## DOCUMENT EXTRACT
BEGIN

SuperBrawl IX was the ninth SuperBrawl professional wrestling pay-per-view (PPV) event produced by World Championship Wrestling (WCW). The event took place on February 21, 1999 from the Oakland Arena in Oakland, California.

Storylines
The event featured wrestlers from pre-existing scripted feuds and storylines. Wrestlers portrayed villains, heroes, or less distinguishable characters in the scripted events that built tension and culminated in a wrestling match or series of matches.

Event

The match of Barry Windham and Curt Hennig against Chris Benoit and Dean Malenko was the final of a double-elimination tournament. Entering the match, Benoit and Malenko had already lost once while Windham and Hennig were undefeated. Malenko forced Windham to submit with The Texas Cloverleaf for the first fall. Windham pinned Malenko for the second fall and the Tag Team Championships after choking Malenko out with his belt.

Kevin Nash pinned Rey Misterio, Jr. after an Outsider's Edge from Scott Hall. As a result of the match, Misterio was forced to unmask; had Konnan and Misterio won, Miss Elizabeth would have been shaved bald. This match was originally supposed to involve Lex Luger as Kevin Nash's tag team partner against Misterio and Konnan, but Luger suffered a bicep injury at the hands of Misterio three days earlier on Thunder and was immediately replaced by Scott Hall.

Hollywood Hogan pinned Ric Flair after David Flair turned heel and used a Stun Gun on his own father, joining the nWo Elite in the process.

END

## STORED DATA
BEGIN

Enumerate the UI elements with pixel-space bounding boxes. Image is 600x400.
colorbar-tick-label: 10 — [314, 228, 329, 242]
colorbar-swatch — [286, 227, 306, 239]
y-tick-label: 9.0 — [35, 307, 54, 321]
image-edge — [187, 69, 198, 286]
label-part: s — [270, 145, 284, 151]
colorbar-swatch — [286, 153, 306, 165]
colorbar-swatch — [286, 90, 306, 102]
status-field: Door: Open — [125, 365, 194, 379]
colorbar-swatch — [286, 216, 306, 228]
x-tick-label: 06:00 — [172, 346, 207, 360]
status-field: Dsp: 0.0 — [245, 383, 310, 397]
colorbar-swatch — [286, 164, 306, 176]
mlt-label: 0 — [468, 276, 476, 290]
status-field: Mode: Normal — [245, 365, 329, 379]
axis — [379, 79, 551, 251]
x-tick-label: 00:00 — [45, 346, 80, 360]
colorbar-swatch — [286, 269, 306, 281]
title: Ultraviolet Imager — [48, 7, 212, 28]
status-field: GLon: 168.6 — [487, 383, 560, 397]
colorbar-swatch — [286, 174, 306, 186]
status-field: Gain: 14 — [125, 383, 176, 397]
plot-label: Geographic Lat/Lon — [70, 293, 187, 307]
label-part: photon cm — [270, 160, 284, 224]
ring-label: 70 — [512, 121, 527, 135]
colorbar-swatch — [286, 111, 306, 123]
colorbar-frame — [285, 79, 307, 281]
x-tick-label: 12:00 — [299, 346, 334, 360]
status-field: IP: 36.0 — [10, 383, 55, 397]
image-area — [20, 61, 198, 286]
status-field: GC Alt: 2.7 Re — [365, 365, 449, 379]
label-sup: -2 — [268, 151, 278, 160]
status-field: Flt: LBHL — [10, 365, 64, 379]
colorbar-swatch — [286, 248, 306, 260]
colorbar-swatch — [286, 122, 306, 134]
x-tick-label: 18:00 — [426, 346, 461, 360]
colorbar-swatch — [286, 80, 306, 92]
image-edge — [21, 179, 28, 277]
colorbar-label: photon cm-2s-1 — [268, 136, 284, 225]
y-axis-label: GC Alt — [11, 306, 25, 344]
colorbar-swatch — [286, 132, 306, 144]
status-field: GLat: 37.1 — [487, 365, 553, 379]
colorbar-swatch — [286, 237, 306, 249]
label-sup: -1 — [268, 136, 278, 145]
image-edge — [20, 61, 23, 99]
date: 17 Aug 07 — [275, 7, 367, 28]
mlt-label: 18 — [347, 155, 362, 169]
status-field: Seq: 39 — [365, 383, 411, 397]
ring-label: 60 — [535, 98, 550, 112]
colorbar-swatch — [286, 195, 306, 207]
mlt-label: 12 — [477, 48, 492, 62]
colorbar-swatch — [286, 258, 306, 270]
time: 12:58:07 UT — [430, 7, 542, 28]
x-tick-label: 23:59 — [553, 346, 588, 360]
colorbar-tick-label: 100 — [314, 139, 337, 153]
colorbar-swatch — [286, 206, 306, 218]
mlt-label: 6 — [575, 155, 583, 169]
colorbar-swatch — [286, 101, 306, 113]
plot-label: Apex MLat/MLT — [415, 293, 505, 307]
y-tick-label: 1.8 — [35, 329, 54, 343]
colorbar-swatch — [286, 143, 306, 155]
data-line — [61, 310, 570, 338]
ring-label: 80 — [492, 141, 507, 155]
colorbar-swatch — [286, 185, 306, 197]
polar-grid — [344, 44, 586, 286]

END

## TASK TO CARRY OUT
Please pick up the SuperBrawl IX article after its last sentence and continue it.

## ANSWER TO THIS EXERCISE
Reception
In 2007, Arnold Furious of 411Mania gave the event a rating of 5.0 [Not So Good], stating, "The undercard was ok but the main events dragged it down and there’s nothing SO amazing on the undercard to go and check it out for. This show got really positive reviews at the time but I think that was entirely down to it not being shit. The tale end of 1998 set the standard of PPV so LOW for WCW that generally people didn’t expect anything when they ordered a WCW show. When they got something they ended up being really happy about it. But if you look at the booking they totally fucked the fans over. They knew Flair was losing and still jobbed out Benoit & Malenko, Rey Jr, DDP and put the US title on Scott Hall. Yeah, Goldberg went over but if he’d have lost then WCW would have had to be completely gaga. Thumbs in the middle for this one but no real recommendation to check it out."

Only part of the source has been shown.